> _Required work_
Pictures do not belong in the copy. Return all of the entries exactly.

========

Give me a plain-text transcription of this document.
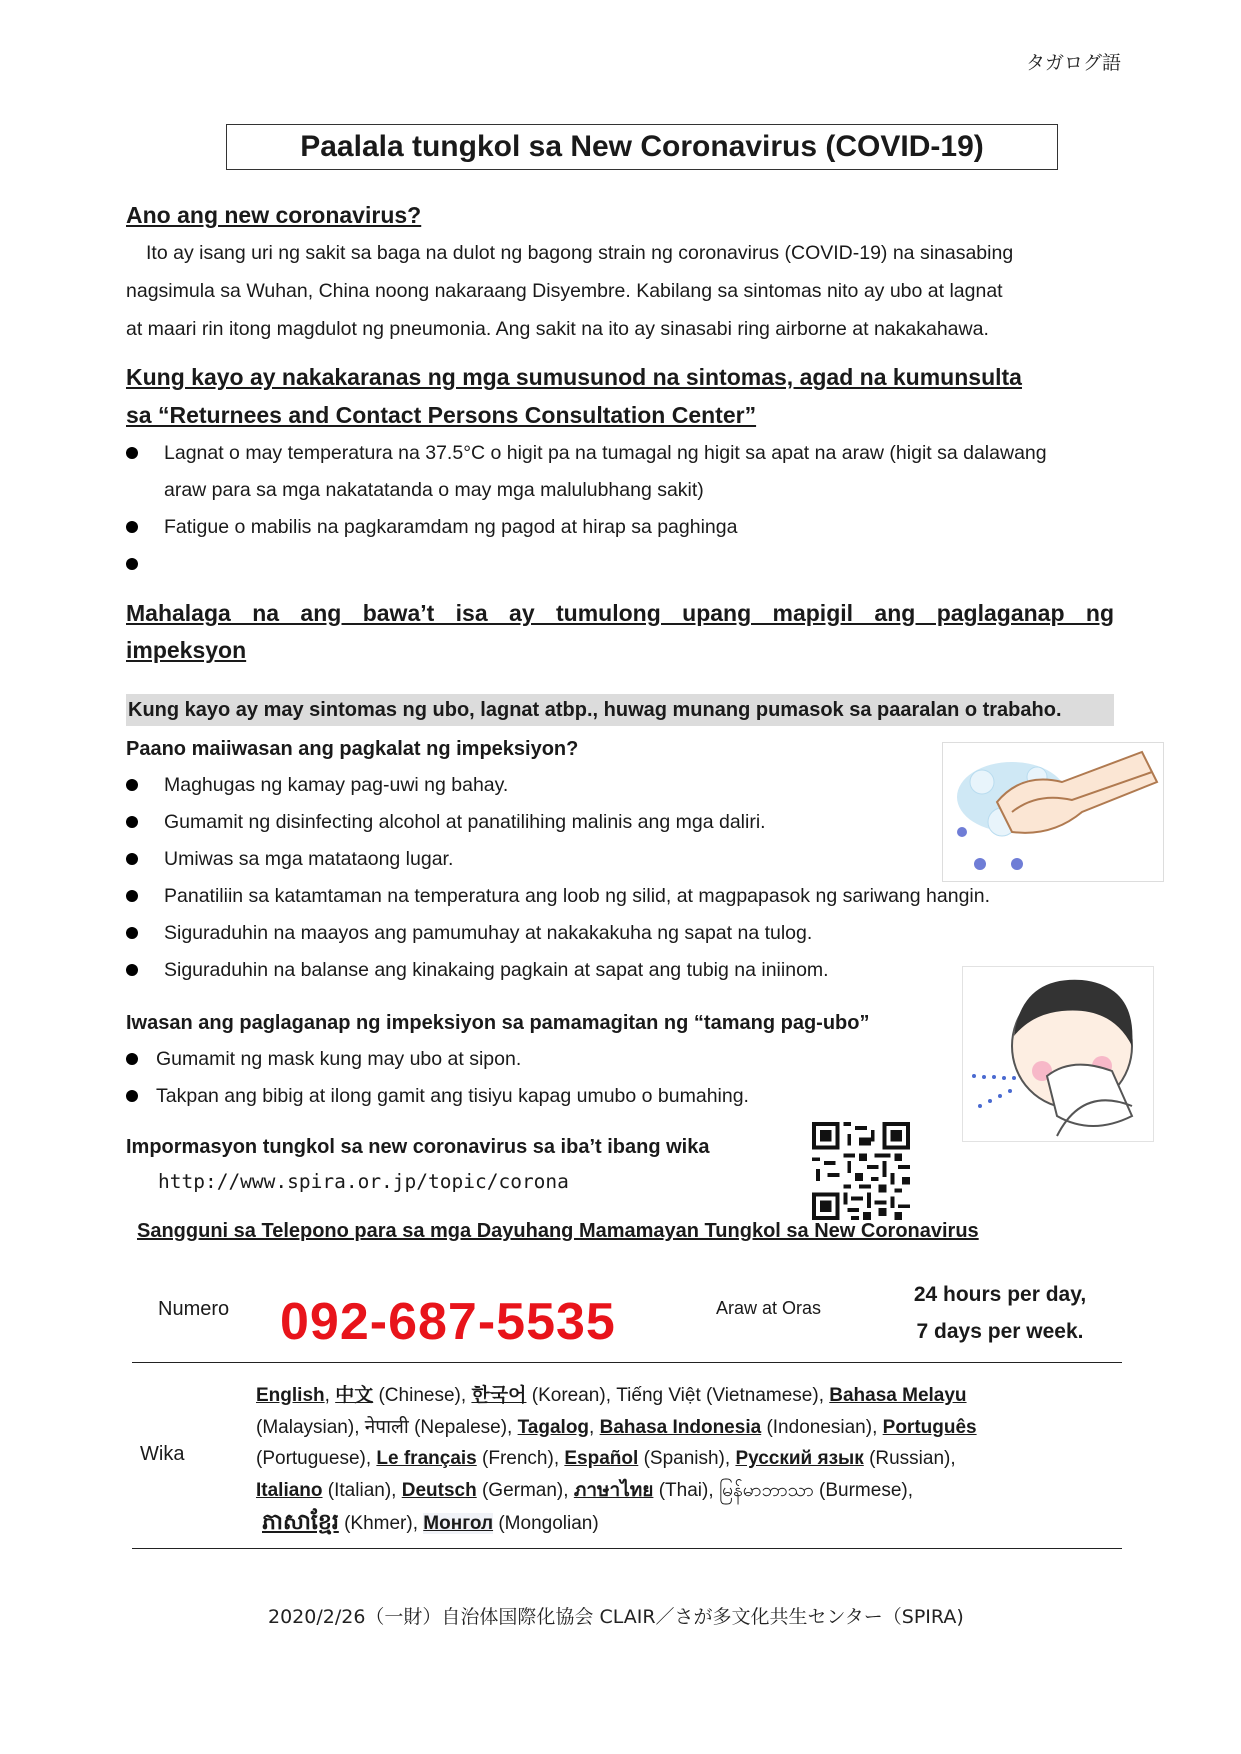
タガログ語
Paalala tungkol sa New Coronavirus (COVID-19)
Ano ang new coronavirus?
Ito ay isang uri ng sakit sa baga na dulot ng bagong strain ng coronavirus (COVID-19) na sinasabing
nagsimula sa Wuhan, China noong nakaraang Disyembre. Kabilang sa sintomas nito ay ubo at lagnat
at maari rin itong magdulot ng pneumonia. Ang sakit na ito ay sinasabi ring airborne at nakakahawa.
Kung kayo ay nakakaranas ng mga sumusunod na sintomas, agad na kumunsulta
sa “Returnees and Contact Persons Consultation Center”
Lagnat o may temperatura na 37.5°C o higit pa na tumagal ng higit sa apat na araw (higit sa dalawang
araw para sa mga nakatatanda o may mga malulubhang sakit)
Fatigue o mabilis na pagkaramdam ng pagod at hirap sa paghinga
Mahalaga na ang bawa’t isa ay tumulong upang mapigil ang paglaganap ng
impeksyon
Kung kayo ay may sintomas ng ubo, lagnat atbp., huwag munang pumasok sa paaralan o trabaho.
Paano maiiwasan ang pagkalat ng impeksiyon?
Maghugas ng kamay pag-uwi ng bahay.
Gumamit ng disinfecting alcohol at panatilihing malinis ang mga daliri.
Umiwas sa mga matataong lugar.
Panatiliin sa katamtaman na temperatura ang loob ng silid, at magpapasok ng sariwang hangin.
Siguraduhin na maayos ang pamumuhay at nakakakuha ng sapat na tulog.
Siguraduhin na balanse ang kinakaing pagkain at sapat ang tubig na iniinom.
Iwasan ang paglaganap ng impeksiyon sa pamamagitan ng “tamang pag-ubo”
Gumamit ng mask kung may ubo at sipon.
Takpan ang bibig at ilong gamit ang tisiyu kapag umubo o bumahing.
Impormasyon tungkol sa new coronavirus sa iba’t ibang wika
http://www.spira.or.jp/topic/corona
Sangguni sa Telepono para sa mga Dayuhang Mamamayan Tungkol sa New Coronavirus
Numero 092-687-5535	Araw at Oras
24 hours per day,
7 days per week.
Wika
English, 中文 (Chinese), 한국어 (Korean), Tiếng Việt (Vietnamese), Bahasa Melayu
(Malaysian), नेपाली (Nepalese), Tagalog, Bahasa Indonesia (Indonesian), Português
(Portuguese), Le français (French), Español (Spanish), Русский язык (Russian),
Italiano (Italian), Deutsch (German), ภาษาไทย (Thai), မြန်မာဘာသာ (Burmese),
ភាសាខ្មែរ (Khmer), Монгол (Mongolian)
2020/2/26（一財）自治体国際化協会 CLAIR／さが多文化共生センター（SPIRA)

========

> _Response box_
Give me a plain-text transcription of this document.
タガログ語
Paalala tungkol sa New Coronavirus (COVID-19)
Ano ang new coronavirus?
Ito ay isang uri ng sakit sa baga na dulot ng bagong strain ng coronavirus (COVID-19) na sinasabing
nagsimula sa Wuhan, China noong nakaraang Disyembre. Kabilang sa sintomas nito ay ubo at lagnat
at maari rin itong magdulot ng pneumonia. Ang sakit na ito ay sinasabi ring airborne at nakakahawa.
Kung kayo ay nakakaranas ng mga sumusunod na sintomas, agad na kumunsulta
sa “Returnees and Contact Persons Consultation Center”
Lagnat o may temperatura na 37.5°C o higit pa na tumagal ng higit sa apat na araw (higit sa dalawang
araw para sa mga nakatatanda o may mga malulubhang sakit)
Fatigue o mabilis na pagkaramdam ng pagod at hirap sa paghinga
Mahalaga na ang bawa’t isa ay tumulong upang mapigil ang paglaganap ng
impeksyon
Kung kayo ay may sintomas ng ubo, lagnat atbp., huwag munang pumasok sa paaralan o trabaho.
Paano maiiwasan ang pagkalat ng impeksiyon?
Maghugas ng kamay pag-uwi ng bahay.
Gumamit ng disinfecting alcohol at panatilihing malinis ang mga daliri.
Umiwas sa mga matataong lugar.
Panatiliin sa katamtaman na temperatura ang loob ng silid, at magpapasok ng sariwang hangin.
Siguraduhin na maayos ang pamumuhay at nakakakuha ng sapat na tulog.
Siguraduhin na balanse ang kinakaing pagkain at sapat ang tubig na iniinom.
Iwasan ang paglaganap ng impeksiyon sa pamamagitan ng “tamang pag-ubo”
Gumamit ng mask kung may ubo at sipon.
Takpan ang bibig at ilong gamit ang tisiyu kapag umubo o bumahing.
Impormasyon tungkol sa new coronavirus sa iba’t ibang wika
http://www.spira.or.jp/topic/corona
Sangguni sa Telepono para sa mga Dayuhang Mamamayan Tungkol sa New Coronavirus
Numero 092-687-5535	Araw at Oras
24 hours per day,
7 days per week.
Wika
English, 中文 (Chinese), 한국어 (Korean), Tiếng Việt (Vietnamese), Bahasa Melayu
(Malaysian), नेपाली (Nepalese), Tagalog, Bahasa Indonesia (Indonesian), Português
(Portuguese), Le français (French), Español (Spanish), Русский язык (Russian),
Italiano (Italian), Deutsch (German), ภาษาไทย (Thai), မြန်မာဘာသာ (Burmese),
ភាសាខ្មែរ (Khmer), Монгол (Mongolian)
2020/2/26（一財）自治体国際化協会 CLAIR／さが多文化共生センター（SPIRA)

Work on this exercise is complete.